Set task
Give all of the lines again, with nothing added or dropped.

###

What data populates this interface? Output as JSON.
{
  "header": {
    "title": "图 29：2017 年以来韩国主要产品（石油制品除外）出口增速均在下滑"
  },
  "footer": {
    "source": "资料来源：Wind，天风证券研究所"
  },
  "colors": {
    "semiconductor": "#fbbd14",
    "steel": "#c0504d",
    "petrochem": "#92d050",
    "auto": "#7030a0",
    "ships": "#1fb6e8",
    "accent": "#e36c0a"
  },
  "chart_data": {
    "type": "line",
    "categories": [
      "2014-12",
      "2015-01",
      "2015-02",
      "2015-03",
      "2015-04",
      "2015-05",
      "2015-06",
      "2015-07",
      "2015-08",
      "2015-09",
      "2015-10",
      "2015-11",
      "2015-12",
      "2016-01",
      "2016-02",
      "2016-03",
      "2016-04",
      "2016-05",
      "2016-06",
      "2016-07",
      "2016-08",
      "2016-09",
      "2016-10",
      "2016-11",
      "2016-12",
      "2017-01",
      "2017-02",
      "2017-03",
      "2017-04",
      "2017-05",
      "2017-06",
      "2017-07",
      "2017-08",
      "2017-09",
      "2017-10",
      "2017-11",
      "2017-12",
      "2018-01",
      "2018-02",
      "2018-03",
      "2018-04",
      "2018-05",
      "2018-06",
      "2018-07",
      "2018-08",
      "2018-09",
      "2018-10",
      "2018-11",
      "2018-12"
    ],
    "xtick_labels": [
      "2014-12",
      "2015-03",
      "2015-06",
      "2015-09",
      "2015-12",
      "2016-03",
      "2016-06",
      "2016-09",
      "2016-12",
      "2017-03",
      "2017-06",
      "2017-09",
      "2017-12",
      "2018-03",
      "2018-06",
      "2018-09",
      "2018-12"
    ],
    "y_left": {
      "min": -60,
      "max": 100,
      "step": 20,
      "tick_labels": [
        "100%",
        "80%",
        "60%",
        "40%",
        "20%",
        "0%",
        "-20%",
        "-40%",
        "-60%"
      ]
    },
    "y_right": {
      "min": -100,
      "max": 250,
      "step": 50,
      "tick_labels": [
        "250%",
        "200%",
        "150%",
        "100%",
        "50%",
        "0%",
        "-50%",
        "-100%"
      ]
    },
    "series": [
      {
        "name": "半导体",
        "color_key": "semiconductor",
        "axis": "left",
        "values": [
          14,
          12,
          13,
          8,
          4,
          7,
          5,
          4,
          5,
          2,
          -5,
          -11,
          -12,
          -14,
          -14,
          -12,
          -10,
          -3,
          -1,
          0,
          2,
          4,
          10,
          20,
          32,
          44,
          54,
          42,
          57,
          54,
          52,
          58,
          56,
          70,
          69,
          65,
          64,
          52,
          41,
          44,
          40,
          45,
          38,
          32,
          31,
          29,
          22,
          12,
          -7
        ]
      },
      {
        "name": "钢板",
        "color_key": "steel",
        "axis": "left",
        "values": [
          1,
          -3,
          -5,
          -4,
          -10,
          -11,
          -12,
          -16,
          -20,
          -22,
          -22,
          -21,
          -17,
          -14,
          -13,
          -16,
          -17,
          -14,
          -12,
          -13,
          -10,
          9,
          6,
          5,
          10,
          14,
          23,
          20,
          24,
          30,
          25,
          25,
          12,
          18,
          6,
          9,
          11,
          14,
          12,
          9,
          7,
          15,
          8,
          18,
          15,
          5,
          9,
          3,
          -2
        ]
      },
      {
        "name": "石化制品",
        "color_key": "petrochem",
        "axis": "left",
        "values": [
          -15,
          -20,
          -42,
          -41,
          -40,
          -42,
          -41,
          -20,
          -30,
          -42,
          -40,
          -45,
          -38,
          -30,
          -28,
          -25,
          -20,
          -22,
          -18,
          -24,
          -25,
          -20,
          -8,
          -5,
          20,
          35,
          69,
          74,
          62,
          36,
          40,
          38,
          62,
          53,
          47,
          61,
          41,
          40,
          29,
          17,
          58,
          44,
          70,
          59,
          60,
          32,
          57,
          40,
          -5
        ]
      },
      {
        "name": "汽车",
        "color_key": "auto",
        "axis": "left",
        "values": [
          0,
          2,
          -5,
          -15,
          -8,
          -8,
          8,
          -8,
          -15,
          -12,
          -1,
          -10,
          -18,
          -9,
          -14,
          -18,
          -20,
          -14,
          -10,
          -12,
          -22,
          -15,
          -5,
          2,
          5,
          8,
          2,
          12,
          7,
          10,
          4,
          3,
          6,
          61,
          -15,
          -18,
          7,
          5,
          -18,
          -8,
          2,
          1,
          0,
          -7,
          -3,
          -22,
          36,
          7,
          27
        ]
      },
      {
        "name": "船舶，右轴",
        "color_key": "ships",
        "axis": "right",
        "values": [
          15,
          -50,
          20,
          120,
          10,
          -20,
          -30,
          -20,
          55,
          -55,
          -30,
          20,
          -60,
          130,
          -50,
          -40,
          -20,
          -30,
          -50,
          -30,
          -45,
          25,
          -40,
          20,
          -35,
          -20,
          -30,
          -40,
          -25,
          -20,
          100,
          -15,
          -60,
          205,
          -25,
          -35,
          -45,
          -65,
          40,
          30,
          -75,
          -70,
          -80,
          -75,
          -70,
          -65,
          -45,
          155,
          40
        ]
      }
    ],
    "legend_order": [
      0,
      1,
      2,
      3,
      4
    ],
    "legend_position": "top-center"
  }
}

###

Correct answer
What data populates this interface? Output as JSON.
{
  "header": {
    "title": "图 29：2017 年以来韩国主要产品（石油制品除外）出口增速均在下滑"
  },
  "footer": {
    "source": "资料来源：Wind，天风证券研究所"
  },
  "colors": {
    "semiconductor": "#fbbd14",
    "steel": "#c0504d",
    "petrochem": "#92d050",
    "auto": "#7030a0",
    "ships": "#1fb6e8",
    "accent": "#e36c0a"
  },
  "chart_data": {
    "type": "line",
    "categories": [
      "2014-12",
      "2015-01",
      "2015-02",
      "2015-03",
      "2015-04",
      "2015-05",
      "2015-06",
      "2015-07",
      "2015-08",
      "2015-09",
      "2015-10",
      "2015-11",
      "2015-12",
      "2016-01",
      "2016-02",
      "2016-03",
      "2016-04",
      "2016-05",
      "2016-06",
      "2016-07",
      "2016-08",
      "2016-09",
      "2016-10",
      "2016-11",
      "2016-12",
      "2017-01",
      "2017-02",
      "2017-03",
      "2017-04",
      "2017-05",
      "2017-06",
      "2017-07",
      "2017-08",
      "2017-09",
      "2017-10",
      "2017-11",
      "2017-12",
      "2018-01",
      "2018-02",
      "2018-03",
      "2018-04",
      "2018-05",
      "2018-06",
      "2018-07",
      "2018-08",
      "2018-09",
      "2018-10",
      "2018-11",
      "2018-12"
    ],
    "xtick_labels": [
      "2014-12",
      "2015-03",
      "2015-06",
      "2015-09",
      "2015-12",
      "2016-03",
      "2016-06",
      "2016-09",
      "2016-12",
      "2017-03",
      "2017-06",
      "2017-09",
      "2017-12",
      "2018-03",
      "2018-06",
      "2018-09",
      "2018-12"
    ],
    "y_left": {
      "min": -60,
      "max": 100,
      "step": 20,
      "tick_labels": [
        "100%",
        "80%",
        "60%",
        "40%",
        "20%",
        "0%",
        "-20%",
        "-40%",
        "-60%"
      ]
    },
    "y_right": {
      "min": -100,
      "max": 250,
      "step": 50,
      "tick_labels": [
        "250%",
        "200%",
        "150%",
        "100%",
        "50%",
        "0%",
        "-50%",
        "-100%"
      ]
    },
    "series": [
      {
        "name": "半导体",
        "color_key": "semiconductor",
        "axis": "left",
        "values": [
          14,
          12,
          13,
          8,
          4,
          7,
          5,
          4,
          5,
          2,
          -5,
          -11,
          -12,
          -14,
          -14,
          -12,
          -10,
          -3,
          -1,
          0,
          2,
          4,
          10,
          20,
          32,
          44,
          54,
          42,
          57,
          54,
          52,
          58,
          56,
          70,
          69,
          65,
          64,
          52,
          41,
          44,
          40,
          45,
          38,
          32,
          31,
          29,
          22,
          12,
          -7
        ]
      },
      {
        "name": "钢板",
        "color_key": "steel",
        "axis": "left",
        "values": [
          1,
          -3,
          -5,
          -4,
          -10,
          -11,
          -12,
          -16,
          -20,
          -22,
          -22,
          -21,
          -17,
          -14,
          -13,
          -16,
          -17,
          -14,
          -12,
          -13,
          -10,
          9,
          6,
          5,
          10,
          14,
          23,
          20,
          24,
          30,
          25,
          25,
          12,
          18,
          6,
          9,
          11,
          14,
          12,
          9,
          7,
          15,
          8,
          18,
          15,
          5,
          9,
          3,
          -2
        ]
      },
      {
        "name": "石化制品",
        "color_key": "petrochem",
        "axis": "left",
        "values": [
          -15,
          -20,
          -42,
          -41,
          -40,
          -42,
          -41,
          -20,
          -30,
          -42,
          -40,
          -45,
          -38,
          -30,
          -28,
          -25,
          -20,
          -22,
          -18,
          -24,
          -25,
          -20,
          -8,
          -5,
          20,
          35,
          69,
          74,
          62,
          36,
          40,
          38,
          62,
          53,
          47,
          61,
          41,
          40,
          29,
          17,
          58,
          44,
          70,
          59,
          60,
          32,
          57,
          40,
          -5
        ]
      },
      {
        "name": "汽车",
        "color_key": "auto",
        "axis": "left",
        "values": [
          0,
          2,
          -5,
          -15,
          -8,
          -8,
          8,
          -8,
          -15,
          -12,
          -1,
          -10,
          -18,
          -9,
          -14,
          -18,
          -20,
          -14,
          -10,
          -12,
          -22,
          -15,
          -5,
          2,
          5,
          8,
          2,
          12,
          7,
          10,
          4,
          3,
          6,
          61,
          -15,
          -18,
          7,
          5,
          -18,
          -8,
          2,
          1,
          0,
          -7,
          -3,
          -22,
          36,
          7,
          27
        ]
      },
      {
        "name": "船舶，右轴",
        "color_key": "ships",
        "axis": "right",
        "values": [
          15,
          -50,
          20,
          120,
          10,
          -20,
          -30,
          -20,
          55,
          -55,
          -30,
          20,
          -60,
          130,
          -50,
          -40,
          -20,
          -30,
          -50,
          -30,
          -45,
          25,
          -40,
          20,
          -35,
          -20,
          -30,
          -40,
          -25,
          -20,
          100,
          -15,
          -60,
          205,
          -25,
          -35,
          -45,
          -65,
          40,
          30,
          -75,
          -70,
          -80,
          -75,
          -70,
          -65,
          -45,
          155,
          40
        ]
      }
    ],
    "legend_order": [
      0,
      1,
      2,
      3,
      4
    ],
    "legend_position": "top-center"
  }
}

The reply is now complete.